GIVEN PROBLEM: The entries are to be returned exactly, with images left out.

--- Start PROVIDED RECORDS ---

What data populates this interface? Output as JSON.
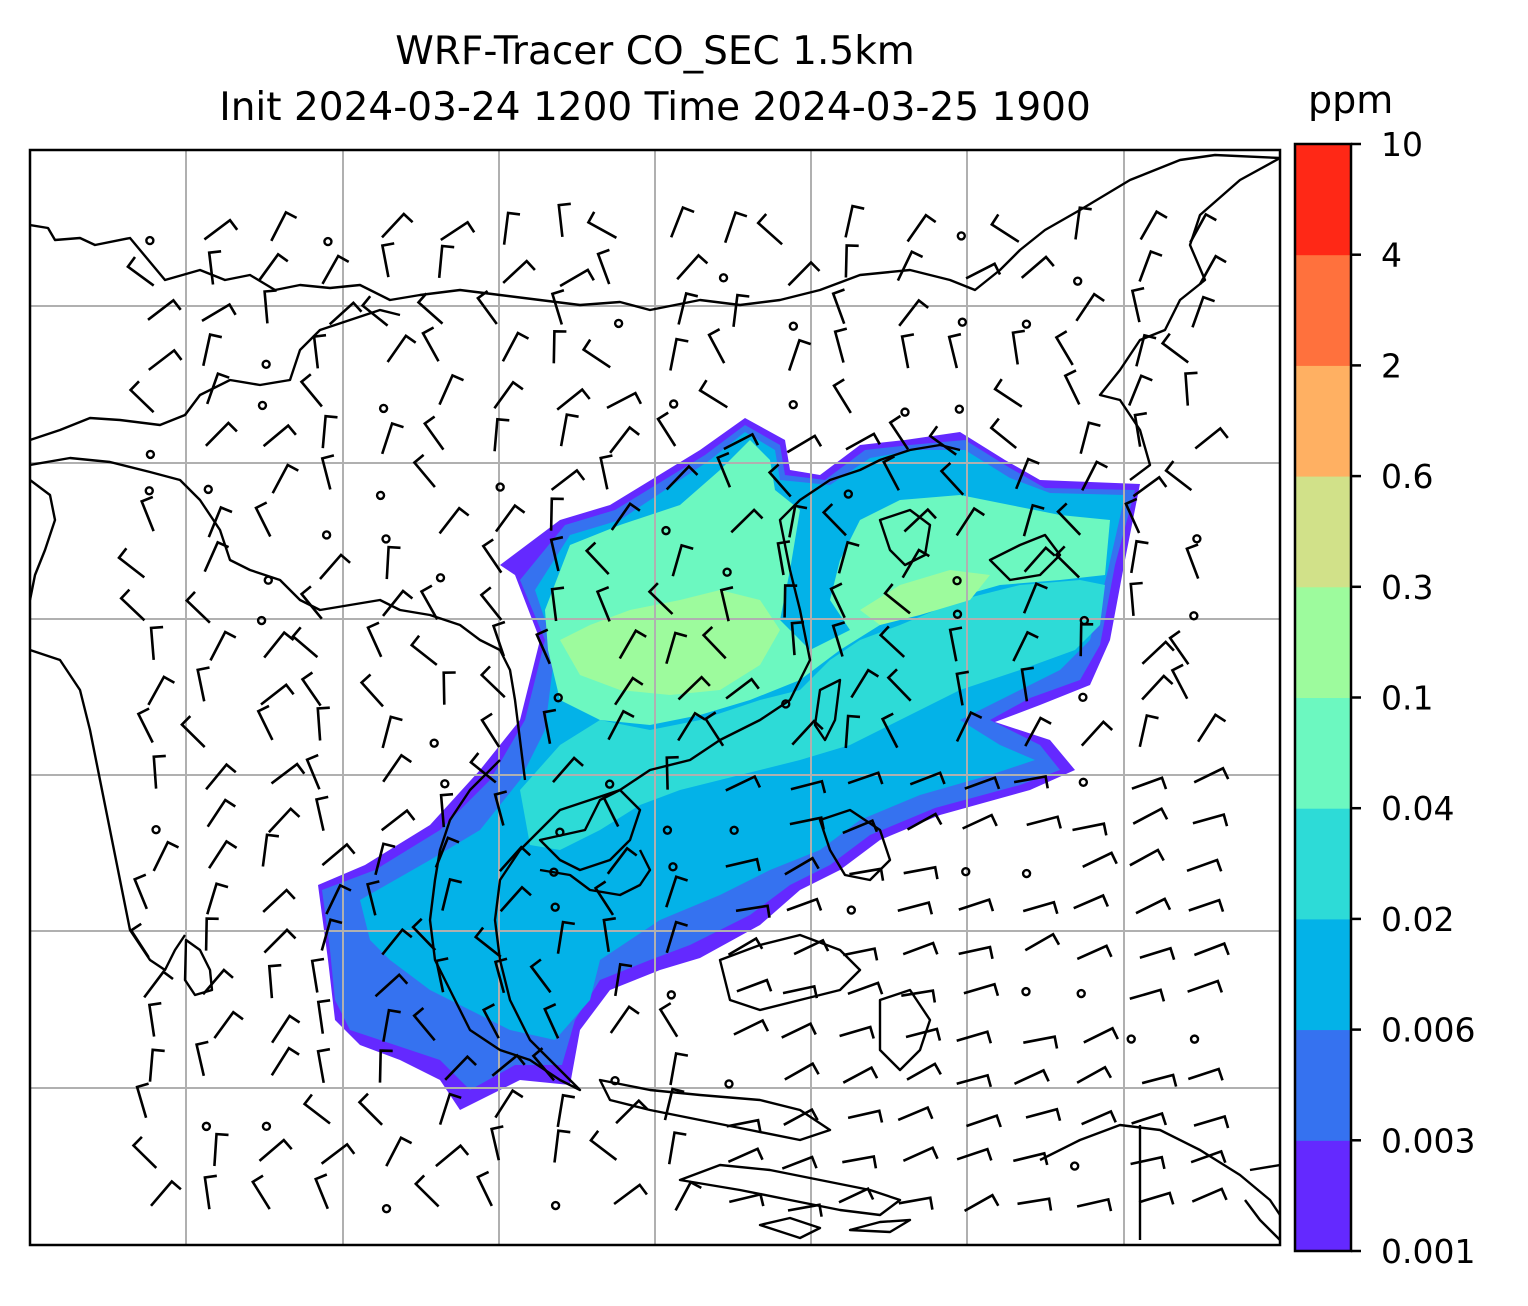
{
  "chart_data": {
    "type": "heatmap",
    "title": "WRF-Tracer CO_SEC 1.5km",
    "subtitle": "Init 2024-03-24 1200 Time 2024-03-25 1900",
    "colorbar": {
      "unit": "ppm",
      "levels": [
        "0.001",
        "0.003",
        "0.006",
        "0.02",
        "0.04",
        "0.1",
        "0.3",
        "0.6",
        "2",
        "4",
        "10"
      ],
      "colors": [
        "#6429ff",
        "#3572f0",
        "#03b2e8",
        "#2ddbd7",
        "#6cf8c0",
        "#9dfb9d",
        "#d1e189",
        "#ffb062",
        "#ff713d",
        "#ff2816"
      ]
    },
    "grid": true,
    "overlays": [
      "coastlines",
      "wind barbs"
    ]
  }
}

--- End PROVIDED RECORDS ---

COMPLETE RESPONSE:
What data populates this interface? Output as JSON.
{
  "chart_data": {
    "type": "heatmap",
    "title": "WRF-Tracer CO_SEC 1.5km",
    "subtitle": "Init 2024-03-24 1200 Time 2024-03-25 1900",
    "colorbar": {
      "unit": "ppm",
      "levels": [
        "0.001",
        "0.003",
        "0.006",
        "0.02",
        "0.04",
        "0.1",
        "0.3",
        "0.6",
        "2",
        "4",
        "10"
      ],
      "colors": [
        "#6429ff",
        "#3572f0",
        "#03b2e8",
        "#2ddbd7",
        "#6cf8c0",
        "#9dfb9d",
        "#d1e189",
        "#ffb062",
        "#ff713d",
        "#ff2816"
      ]
    },
    "grid": true,
    "overlays": [
      "coastlines",
      "wind barbs"
    ]
  }
}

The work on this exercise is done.